**** STUDY TEXT
He graciously agreed to share his experience and knowledge in an email Q&A with The Ear:
What about the story makes “La Bohème” such an enduring classic for both first-timers and veterans?
First of all, it’s a love story involving young adults trying to make it through their young years living from hand to mouth. They are college or post-college age, and are living life on the edge, enjoying great camaraderie, as college roommates enjoy to this day.
We have all lived through the tragedy of disease or plagues affecting various parts of the world in our own time. Mimi has tuberculosis, and we have seen how HIV/AIDS, SARS and Ebola have taken young lives in our own time, robbing people of the chance to live out their lives and loves. So, there is always some part of a story like this for people, both old and young, to connect with.
And what about the same aspect in the music?
Once we enter into the world of Italian “verismo,”or realism, we basically have music that is timeless. The music vividly underscores the action of the drama in great detail from moment to moment.
The interplay of the various leitmotifs manipulates our emotions, leading us to enjoy a good laugh at the interplay of the guys, or Musetta’s outrageous carrying on to make her “ex” jealous and win Marcello back. Then the music engages us in the great sadness of losing Mimi to her disease and robbing Rodolfo of his loved one ( in the final scene below from a production by the Houston Grand Opera, which John DeMain used to head before coming to Madison).
Our great film composers and composers of musical theater all learned from Puccini how to connect the emotions of the drama to the music and vice-versa.
********
## WHAT TO WORK ON
• 1. Name every specific disease mentioned in the interview on "La Bohème."
• 2. Return the stretch of the interview on "La Bohème" from "He graciously agreed" through "in the music?".
None of the items that come next are needed for this work.
**** INPUT DATA
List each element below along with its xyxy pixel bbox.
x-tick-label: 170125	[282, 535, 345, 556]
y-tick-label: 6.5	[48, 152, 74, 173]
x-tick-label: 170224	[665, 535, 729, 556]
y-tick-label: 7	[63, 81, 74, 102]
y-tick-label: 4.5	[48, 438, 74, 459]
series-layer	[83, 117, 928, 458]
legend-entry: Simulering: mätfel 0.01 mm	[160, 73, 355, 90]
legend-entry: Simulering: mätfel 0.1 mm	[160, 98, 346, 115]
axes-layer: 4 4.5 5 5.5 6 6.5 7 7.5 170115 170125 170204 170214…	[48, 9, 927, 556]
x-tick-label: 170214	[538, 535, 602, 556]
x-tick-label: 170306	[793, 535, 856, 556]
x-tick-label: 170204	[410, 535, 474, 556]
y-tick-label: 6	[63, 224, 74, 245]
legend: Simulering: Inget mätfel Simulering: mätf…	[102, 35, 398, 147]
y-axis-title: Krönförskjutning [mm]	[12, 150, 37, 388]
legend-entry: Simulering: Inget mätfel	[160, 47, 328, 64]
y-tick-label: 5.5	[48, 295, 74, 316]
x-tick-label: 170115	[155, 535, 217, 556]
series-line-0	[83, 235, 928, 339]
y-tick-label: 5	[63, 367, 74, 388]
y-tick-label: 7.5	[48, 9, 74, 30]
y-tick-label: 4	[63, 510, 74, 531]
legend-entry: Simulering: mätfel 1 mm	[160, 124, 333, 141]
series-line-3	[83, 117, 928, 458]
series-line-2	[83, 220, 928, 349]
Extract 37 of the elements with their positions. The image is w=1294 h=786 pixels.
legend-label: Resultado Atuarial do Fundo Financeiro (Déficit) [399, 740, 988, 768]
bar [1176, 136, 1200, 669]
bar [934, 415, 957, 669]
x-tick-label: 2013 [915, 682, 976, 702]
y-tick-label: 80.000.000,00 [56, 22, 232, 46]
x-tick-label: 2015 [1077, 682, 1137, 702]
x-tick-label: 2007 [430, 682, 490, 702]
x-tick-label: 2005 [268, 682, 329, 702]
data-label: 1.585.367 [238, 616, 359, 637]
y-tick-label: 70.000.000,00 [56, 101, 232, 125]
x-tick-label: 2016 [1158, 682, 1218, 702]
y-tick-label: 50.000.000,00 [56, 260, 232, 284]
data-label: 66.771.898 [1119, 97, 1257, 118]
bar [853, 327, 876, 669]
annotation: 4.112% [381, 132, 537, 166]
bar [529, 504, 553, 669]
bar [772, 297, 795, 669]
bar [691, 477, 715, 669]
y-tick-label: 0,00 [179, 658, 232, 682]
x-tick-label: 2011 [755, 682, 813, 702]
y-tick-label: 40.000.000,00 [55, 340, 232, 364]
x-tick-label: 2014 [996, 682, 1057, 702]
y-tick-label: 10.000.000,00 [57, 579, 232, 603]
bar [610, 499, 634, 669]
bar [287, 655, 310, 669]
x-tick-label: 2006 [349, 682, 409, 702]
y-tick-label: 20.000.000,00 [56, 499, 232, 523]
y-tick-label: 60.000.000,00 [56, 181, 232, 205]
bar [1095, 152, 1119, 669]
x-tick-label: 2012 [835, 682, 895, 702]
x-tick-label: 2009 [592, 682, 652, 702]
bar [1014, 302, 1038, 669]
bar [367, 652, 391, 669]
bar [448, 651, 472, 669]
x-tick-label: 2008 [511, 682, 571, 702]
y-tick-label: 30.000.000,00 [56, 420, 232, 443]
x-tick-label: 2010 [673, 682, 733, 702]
********
## RESULTS OF THE EXERCISE
• 1. Tuberculosis, HIV/AIDS, SARS, Ebola

• 2.
He graciously agreed to share his experience and knowledge in an email Q&A with The Ear:
What about the story makes “La Bohème” such an enduring classic for both first-timers and veterans?
First of all, it’s a love story involving young adults trying to make it through their young years living from hand to mouth. They are college or post-college age, and are living life on the edge, enjoying great camaraderie, as college roommates enjoy to this day.
We have all lived through the tragedy of disease or plagues affecting various parts of the world in our own time. Mimi has tuberculosis, and we have seen how HIV/AIDS, SARS and Ebola have taken young lives in our own time, robbing people of the chance to live out their lives and loves. So, there is always some part of a story like this for people, both old and young, to connect with.
And what about the same aspect in the music?